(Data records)
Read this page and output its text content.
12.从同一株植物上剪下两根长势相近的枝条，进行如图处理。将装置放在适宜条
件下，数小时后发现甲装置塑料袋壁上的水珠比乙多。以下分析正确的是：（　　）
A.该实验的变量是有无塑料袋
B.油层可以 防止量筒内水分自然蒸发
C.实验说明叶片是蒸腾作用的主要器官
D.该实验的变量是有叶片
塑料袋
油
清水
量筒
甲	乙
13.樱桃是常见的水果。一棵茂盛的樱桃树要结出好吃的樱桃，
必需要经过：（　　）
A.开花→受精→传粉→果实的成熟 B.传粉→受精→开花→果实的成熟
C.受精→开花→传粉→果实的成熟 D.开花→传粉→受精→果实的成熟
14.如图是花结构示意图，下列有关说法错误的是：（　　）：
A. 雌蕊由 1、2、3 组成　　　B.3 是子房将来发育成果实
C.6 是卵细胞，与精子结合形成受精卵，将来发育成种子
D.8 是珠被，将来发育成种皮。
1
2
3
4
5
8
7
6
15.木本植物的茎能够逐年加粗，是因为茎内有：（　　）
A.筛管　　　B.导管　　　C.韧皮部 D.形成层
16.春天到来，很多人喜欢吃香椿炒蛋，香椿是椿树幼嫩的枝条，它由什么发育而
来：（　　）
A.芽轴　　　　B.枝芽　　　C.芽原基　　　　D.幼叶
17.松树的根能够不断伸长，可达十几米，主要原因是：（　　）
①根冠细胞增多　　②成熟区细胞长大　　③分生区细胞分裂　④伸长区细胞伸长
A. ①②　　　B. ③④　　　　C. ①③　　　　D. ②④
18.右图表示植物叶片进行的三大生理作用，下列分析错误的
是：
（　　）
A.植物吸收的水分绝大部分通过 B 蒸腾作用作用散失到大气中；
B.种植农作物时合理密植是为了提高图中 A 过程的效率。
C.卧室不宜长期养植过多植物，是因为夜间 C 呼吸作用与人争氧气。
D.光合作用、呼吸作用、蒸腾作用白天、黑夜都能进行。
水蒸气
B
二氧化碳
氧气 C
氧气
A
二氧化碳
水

▶ _WRITTEN INSTRUCTION_
Pick out each line containing "果实的成熟" and report it.

▶ _EXERCISE OUTPUT_
A.开花→受精→传粉→果实的成熟 B.传粉→受精→开花→果实的成熟
C.受精→开花→传粉→果实的成熟 D.开花→传粉→受精→果实的成熟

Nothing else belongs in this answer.